» Extract:
[start]

I have thought about SYMBOLICRELATE several times in the past and always
came up with the same conclusion.
More trouble for the SYSPROG to maintain than it saves in "clarity" for
your manager. The major drawback is that
each SYMBOLICRELATE alias must be updated (manually) whenever the
underlying object changes.
Check the "Setting Up A SYSPLEX" Redbook(?) for tips on USS. The VERSION
parameter in specific. The concept of release dependent code is built
in.
There is some additional stuff in the Unix System Services planning
manual.
HTH,
<snip>
I'm just curious about something. Does anybody use SYMBOLICREATE to
create aliases so that the actual DSN can automatically change based on
a static system symbol? I'm thinking about things such as version
numbers or z/OS &SYSNAME. Does anybody even have system relative DSNs?
I'm thinking perhaps like SYS2.&SYSNAME..PARMLIB with an alias of
SYS2.SYSTEM.PARMLIB so that a job can simply refer to
SYS2.SYSTEM.PARMLIB and get the correct, system-specific, PARMLIB. I'm
trying to determine if it is actually useful. My manager likes for
product libraries to have the release/maintenance as a node in the DSN.

[end]

» Given task 1:
Reproduce the rows from the one holding "summary-total: Subscription 89,99€" through the one holding "summary-price-amount: 89,99€ (476, 329, 516, 344)", inclusive, and nothing else.
The rows that follow are unrelated to the post about SYMBOLICRELATE aliases.

» Source material:

[start]

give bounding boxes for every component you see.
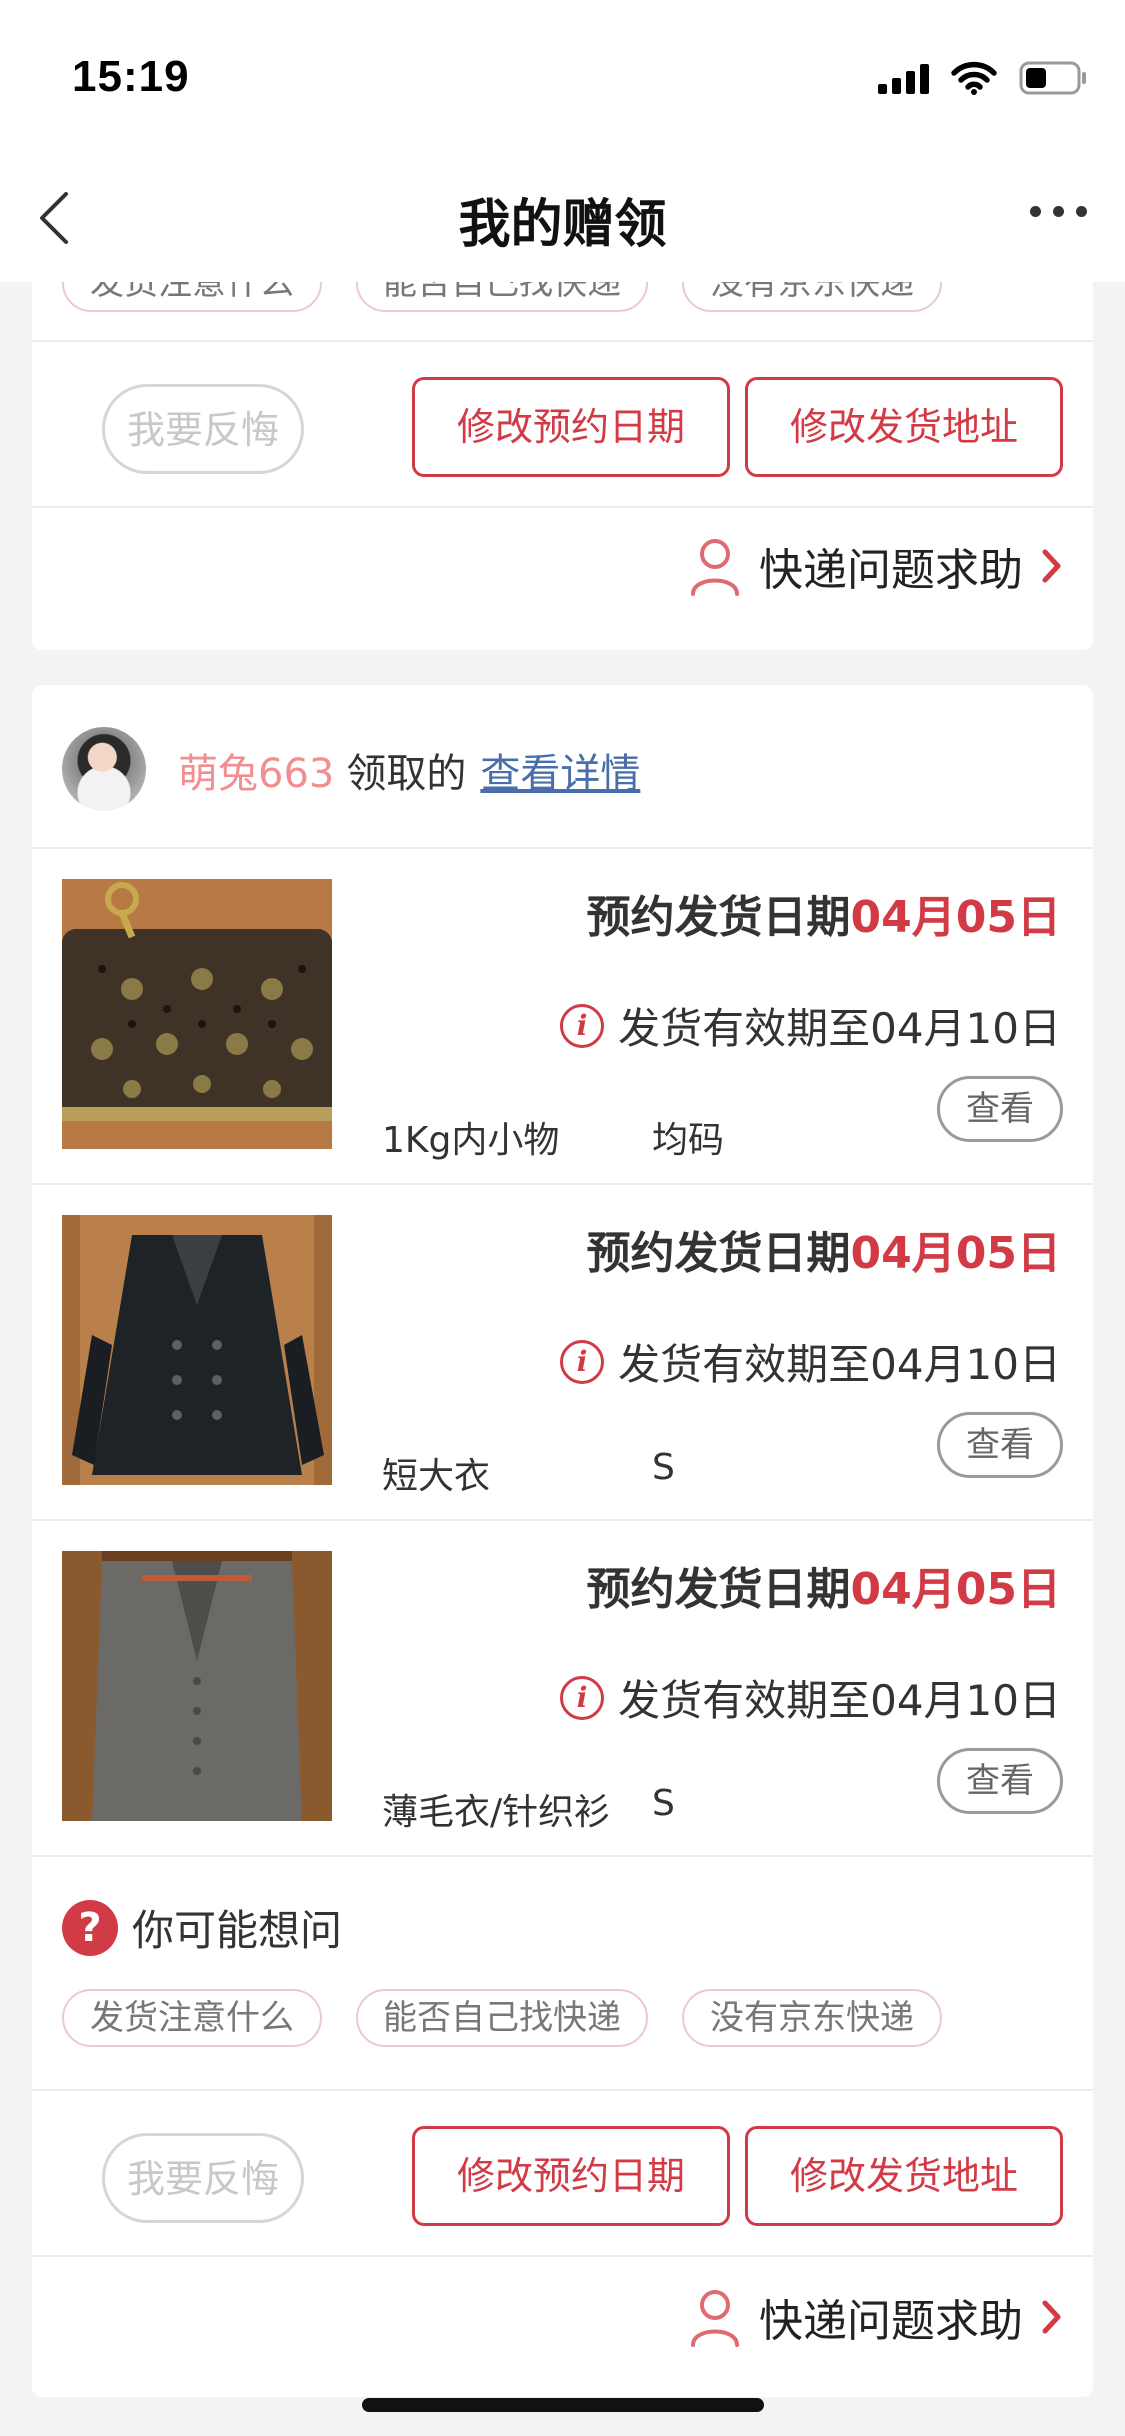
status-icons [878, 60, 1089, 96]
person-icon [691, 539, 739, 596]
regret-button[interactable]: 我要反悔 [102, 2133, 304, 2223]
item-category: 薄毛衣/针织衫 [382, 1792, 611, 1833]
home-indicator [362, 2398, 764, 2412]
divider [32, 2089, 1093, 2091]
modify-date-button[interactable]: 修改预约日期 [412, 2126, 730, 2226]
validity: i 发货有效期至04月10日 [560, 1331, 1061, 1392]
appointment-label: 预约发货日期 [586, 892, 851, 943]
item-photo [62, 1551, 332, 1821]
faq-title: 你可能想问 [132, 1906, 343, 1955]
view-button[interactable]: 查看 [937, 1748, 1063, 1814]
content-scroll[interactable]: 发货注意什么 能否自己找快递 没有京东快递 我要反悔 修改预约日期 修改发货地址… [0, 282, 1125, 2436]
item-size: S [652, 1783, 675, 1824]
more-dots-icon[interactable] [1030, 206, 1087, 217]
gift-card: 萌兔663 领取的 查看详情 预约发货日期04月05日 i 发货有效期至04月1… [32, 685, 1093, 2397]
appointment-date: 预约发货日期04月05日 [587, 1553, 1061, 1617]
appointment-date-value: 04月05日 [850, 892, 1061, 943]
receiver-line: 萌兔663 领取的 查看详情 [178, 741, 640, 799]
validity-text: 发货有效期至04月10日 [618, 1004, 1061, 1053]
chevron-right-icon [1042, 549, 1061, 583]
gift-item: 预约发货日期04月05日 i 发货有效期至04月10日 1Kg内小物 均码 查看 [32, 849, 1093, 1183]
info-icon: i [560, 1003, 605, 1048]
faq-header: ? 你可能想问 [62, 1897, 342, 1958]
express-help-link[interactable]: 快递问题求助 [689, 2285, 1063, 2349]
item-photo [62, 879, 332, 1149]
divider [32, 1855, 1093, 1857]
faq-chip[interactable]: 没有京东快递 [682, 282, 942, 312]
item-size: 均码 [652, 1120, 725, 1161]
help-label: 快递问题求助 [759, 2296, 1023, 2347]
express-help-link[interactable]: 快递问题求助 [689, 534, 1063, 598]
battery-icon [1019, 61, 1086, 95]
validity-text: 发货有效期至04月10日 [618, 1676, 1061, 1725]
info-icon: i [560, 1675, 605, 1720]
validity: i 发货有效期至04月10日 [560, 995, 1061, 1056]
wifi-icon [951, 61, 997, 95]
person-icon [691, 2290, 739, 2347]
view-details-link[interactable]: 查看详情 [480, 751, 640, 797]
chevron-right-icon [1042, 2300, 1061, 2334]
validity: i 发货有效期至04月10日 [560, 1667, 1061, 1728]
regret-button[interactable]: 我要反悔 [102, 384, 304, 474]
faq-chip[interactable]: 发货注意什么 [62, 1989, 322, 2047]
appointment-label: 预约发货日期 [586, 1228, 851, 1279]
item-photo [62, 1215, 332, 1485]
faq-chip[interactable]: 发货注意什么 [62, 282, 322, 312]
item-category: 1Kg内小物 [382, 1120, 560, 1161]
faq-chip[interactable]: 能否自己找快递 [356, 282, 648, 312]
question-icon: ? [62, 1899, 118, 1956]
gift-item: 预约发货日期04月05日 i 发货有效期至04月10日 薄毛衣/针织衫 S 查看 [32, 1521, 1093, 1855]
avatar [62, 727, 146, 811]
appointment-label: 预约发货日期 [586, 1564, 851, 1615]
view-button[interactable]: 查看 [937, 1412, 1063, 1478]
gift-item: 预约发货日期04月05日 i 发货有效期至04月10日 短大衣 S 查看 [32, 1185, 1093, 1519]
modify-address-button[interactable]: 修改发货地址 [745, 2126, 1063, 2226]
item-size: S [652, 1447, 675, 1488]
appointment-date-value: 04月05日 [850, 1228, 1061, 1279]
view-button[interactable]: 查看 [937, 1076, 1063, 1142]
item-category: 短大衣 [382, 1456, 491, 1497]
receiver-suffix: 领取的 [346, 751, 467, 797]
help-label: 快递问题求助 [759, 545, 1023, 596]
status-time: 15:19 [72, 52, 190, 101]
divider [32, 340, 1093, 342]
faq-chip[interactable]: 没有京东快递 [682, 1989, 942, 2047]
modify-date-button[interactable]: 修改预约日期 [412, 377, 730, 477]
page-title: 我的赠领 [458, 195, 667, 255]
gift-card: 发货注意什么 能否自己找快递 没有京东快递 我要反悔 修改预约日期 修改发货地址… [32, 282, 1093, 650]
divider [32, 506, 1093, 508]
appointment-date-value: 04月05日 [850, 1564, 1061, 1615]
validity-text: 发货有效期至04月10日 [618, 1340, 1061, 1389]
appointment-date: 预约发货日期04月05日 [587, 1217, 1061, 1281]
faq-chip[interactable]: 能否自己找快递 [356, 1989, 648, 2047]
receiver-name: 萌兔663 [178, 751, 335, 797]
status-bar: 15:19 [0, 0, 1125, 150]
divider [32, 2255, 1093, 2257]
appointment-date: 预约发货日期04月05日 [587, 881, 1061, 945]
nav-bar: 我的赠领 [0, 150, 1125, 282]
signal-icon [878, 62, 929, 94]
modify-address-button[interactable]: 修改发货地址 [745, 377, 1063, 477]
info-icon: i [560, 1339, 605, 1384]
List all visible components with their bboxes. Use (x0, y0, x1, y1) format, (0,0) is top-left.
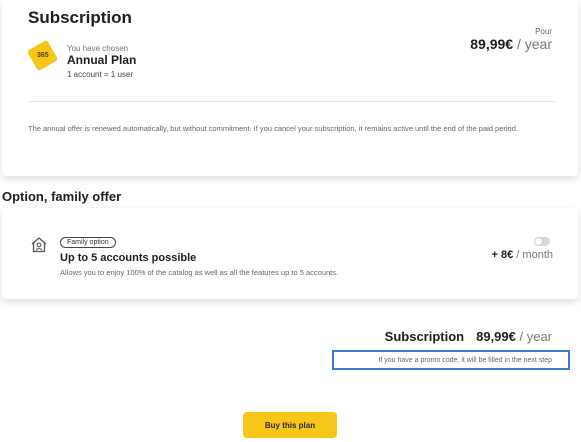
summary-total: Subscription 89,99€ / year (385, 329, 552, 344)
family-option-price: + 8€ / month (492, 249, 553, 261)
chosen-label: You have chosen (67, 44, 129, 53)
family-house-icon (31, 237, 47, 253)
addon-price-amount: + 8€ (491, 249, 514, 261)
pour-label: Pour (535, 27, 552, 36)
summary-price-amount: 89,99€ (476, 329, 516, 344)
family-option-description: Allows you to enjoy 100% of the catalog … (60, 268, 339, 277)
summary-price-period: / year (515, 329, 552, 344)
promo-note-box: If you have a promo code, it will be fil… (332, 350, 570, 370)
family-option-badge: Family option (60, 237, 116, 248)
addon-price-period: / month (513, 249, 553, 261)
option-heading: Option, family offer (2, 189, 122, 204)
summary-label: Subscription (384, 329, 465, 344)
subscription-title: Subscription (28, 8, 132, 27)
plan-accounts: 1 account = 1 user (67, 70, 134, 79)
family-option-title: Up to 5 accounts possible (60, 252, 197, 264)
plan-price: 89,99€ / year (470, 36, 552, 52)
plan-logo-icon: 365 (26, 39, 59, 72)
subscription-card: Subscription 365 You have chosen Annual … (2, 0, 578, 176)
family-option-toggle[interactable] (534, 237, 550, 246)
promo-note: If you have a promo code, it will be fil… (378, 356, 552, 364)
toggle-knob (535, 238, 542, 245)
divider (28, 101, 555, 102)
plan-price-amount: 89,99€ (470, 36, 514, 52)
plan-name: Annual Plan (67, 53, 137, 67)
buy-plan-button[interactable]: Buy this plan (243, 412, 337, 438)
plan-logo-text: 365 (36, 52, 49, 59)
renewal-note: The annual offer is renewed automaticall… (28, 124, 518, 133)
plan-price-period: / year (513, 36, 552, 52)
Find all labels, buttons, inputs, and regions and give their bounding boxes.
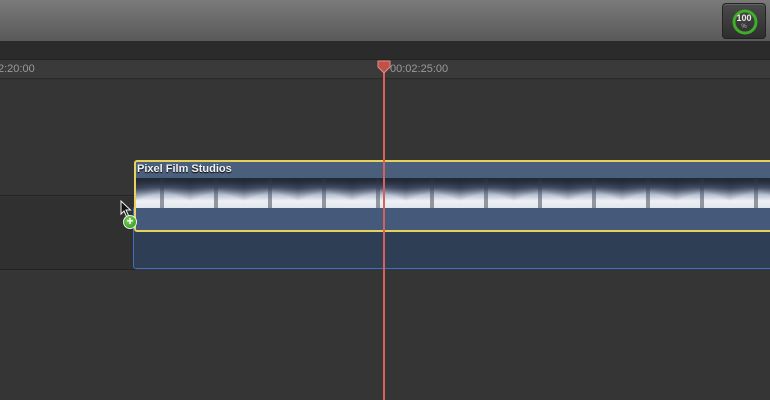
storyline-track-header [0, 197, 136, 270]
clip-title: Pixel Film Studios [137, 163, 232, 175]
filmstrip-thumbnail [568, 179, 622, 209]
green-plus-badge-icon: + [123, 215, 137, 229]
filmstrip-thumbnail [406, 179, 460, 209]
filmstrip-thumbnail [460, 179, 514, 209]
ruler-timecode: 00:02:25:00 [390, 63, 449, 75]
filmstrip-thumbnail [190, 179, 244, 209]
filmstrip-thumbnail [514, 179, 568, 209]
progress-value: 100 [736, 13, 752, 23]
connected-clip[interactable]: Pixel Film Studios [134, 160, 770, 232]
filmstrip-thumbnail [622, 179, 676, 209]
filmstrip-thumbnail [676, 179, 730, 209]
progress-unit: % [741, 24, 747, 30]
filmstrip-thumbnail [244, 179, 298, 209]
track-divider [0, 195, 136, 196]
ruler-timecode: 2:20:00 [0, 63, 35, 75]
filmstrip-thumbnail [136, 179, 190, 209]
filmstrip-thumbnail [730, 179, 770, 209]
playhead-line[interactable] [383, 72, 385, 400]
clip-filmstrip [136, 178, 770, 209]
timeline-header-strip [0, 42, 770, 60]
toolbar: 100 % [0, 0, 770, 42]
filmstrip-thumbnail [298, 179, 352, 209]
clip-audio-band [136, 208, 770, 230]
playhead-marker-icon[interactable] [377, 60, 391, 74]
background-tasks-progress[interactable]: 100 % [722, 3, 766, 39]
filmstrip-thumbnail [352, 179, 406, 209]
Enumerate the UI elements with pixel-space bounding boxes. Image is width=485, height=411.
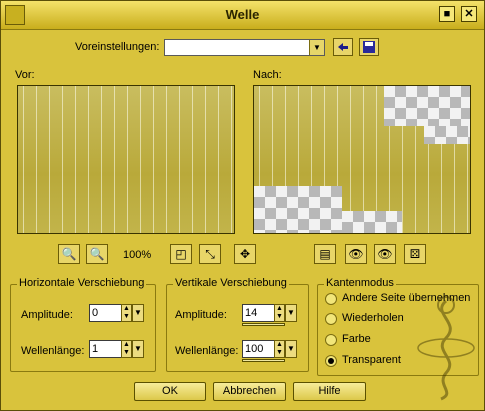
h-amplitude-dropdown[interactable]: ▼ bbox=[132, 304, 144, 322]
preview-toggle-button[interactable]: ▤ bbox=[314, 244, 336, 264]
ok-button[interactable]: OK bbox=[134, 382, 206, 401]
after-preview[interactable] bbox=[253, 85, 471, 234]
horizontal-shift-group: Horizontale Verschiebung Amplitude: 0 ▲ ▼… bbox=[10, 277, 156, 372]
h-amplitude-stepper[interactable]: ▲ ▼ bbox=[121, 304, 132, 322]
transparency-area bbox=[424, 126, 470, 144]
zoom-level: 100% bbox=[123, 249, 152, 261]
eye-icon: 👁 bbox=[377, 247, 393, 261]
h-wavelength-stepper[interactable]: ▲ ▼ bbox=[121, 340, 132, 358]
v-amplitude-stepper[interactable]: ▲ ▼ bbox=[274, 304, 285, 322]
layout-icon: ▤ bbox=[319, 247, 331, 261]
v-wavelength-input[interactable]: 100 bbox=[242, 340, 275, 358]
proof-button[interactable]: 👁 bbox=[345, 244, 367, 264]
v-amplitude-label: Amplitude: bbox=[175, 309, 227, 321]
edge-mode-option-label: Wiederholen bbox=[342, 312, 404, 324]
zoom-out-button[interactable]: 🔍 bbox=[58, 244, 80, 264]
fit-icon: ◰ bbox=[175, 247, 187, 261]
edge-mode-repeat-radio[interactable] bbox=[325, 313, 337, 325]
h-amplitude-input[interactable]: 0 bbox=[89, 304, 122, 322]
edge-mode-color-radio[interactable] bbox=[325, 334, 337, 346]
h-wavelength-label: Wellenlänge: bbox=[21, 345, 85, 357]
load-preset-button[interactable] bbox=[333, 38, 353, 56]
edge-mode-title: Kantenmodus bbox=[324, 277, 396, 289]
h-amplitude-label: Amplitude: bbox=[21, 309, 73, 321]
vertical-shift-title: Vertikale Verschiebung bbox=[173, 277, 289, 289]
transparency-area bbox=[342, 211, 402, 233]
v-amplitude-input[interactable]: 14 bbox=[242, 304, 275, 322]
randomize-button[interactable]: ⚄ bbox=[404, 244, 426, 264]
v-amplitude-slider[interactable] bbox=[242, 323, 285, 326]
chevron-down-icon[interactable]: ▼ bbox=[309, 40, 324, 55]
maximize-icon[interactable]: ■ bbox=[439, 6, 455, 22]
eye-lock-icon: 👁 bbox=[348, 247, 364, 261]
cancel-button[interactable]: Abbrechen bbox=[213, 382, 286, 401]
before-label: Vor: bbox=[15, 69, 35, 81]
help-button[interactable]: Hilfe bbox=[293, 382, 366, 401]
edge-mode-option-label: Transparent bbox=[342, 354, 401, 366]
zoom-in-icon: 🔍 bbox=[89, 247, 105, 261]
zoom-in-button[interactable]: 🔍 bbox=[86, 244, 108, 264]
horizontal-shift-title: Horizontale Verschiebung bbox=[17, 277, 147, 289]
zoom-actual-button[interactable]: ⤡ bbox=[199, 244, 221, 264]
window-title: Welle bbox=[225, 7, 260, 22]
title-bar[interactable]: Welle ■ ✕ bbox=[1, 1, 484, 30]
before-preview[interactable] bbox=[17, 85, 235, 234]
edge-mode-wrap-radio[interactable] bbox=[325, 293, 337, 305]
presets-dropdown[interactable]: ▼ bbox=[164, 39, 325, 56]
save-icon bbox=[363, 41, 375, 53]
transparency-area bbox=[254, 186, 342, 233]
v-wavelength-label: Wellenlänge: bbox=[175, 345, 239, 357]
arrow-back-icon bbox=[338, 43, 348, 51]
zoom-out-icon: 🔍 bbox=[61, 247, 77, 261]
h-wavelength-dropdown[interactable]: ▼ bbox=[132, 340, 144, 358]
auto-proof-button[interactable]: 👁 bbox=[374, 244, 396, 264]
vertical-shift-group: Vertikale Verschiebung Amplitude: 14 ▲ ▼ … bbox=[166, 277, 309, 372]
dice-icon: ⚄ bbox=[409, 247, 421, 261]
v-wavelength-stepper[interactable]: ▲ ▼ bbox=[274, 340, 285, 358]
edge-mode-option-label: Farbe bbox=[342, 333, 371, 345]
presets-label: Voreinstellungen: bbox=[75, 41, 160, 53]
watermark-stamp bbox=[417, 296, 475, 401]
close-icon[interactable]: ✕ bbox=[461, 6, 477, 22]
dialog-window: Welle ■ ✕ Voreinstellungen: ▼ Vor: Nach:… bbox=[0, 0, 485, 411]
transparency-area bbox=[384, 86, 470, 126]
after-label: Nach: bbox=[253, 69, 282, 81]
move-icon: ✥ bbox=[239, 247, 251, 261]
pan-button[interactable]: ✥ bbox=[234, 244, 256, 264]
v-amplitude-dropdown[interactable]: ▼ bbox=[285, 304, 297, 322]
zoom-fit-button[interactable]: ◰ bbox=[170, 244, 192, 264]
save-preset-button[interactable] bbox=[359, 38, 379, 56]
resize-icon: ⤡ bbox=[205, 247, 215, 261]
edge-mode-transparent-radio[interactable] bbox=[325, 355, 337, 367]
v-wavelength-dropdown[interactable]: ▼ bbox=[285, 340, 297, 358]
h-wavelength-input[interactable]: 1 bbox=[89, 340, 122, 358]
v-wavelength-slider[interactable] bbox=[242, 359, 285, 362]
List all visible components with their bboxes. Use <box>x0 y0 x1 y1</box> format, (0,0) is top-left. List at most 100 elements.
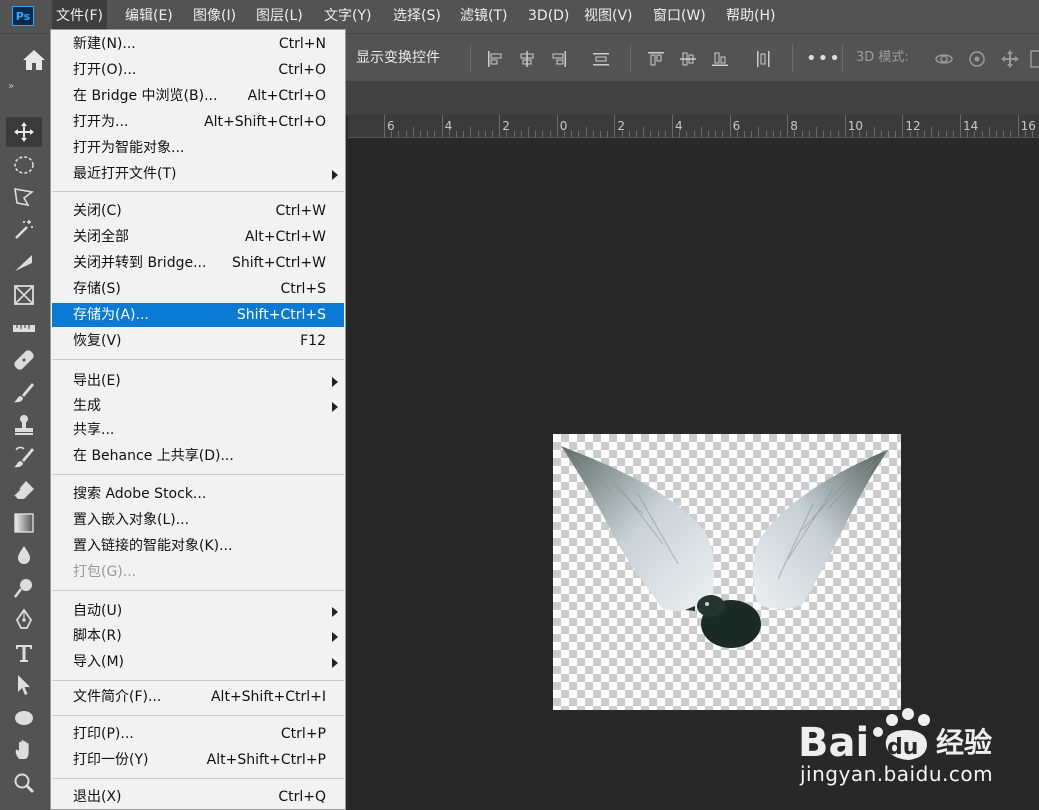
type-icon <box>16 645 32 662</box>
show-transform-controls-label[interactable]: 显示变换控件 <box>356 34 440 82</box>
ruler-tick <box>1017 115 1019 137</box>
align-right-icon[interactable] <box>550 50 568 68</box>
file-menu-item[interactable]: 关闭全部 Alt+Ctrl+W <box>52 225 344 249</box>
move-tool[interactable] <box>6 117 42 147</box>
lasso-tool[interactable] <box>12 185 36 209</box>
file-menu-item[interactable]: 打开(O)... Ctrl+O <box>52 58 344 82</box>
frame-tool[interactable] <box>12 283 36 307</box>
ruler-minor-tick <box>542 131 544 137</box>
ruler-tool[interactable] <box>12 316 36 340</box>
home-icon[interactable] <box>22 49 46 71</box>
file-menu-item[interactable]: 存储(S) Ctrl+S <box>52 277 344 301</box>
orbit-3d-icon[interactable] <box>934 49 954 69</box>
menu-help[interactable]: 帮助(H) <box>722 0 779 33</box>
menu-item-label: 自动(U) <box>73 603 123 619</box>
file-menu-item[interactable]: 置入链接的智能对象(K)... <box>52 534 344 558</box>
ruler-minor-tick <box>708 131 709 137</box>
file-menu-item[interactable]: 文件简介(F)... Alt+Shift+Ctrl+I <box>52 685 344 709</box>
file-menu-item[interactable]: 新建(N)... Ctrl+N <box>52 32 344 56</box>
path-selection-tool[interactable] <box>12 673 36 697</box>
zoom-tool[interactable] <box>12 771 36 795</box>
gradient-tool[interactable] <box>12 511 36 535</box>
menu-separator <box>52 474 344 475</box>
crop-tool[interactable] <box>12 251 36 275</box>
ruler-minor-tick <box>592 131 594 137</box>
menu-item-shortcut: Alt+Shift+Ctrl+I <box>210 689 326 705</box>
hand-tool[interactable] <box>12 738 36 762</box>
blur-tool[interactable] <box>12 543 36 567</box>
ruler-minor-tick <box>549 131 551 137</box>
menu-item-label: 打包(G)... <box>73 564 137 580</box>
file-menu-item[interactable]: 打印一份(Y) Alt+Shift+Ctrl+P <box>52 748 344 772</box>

[end]

» Given task 2:
In the post about SYMBOLICRELATE aliases, rewrite the passage between "More trouble for" and "underlying object changes.", inclusive, with "drawback" changed to "disadvantage".

» Answer 1:
summary-total: Subscription 89,99€ / year (385, 329, 552, 344)
family-option-price: + 8€ / month (492, 249, 553, 261)
chosen-label: You have chosen (67, 44, 129, 53)
family-house-icon (31, 237, 47, 253)
addon-price-amount: + 8€ (491, 249, 514, 261)
pour-label: Pour (535, 27, 552, 36)
summary-price-amount: 89,99€ (476, 329, 516, 344)

» Answer 2:
More trouble for the SYSPROG to maintain than it saves in "clarity" for
your manager. The major disadvantage is that
each SYMBOLICRELATE alias must be updated (manually) whenever the
underlying object changes.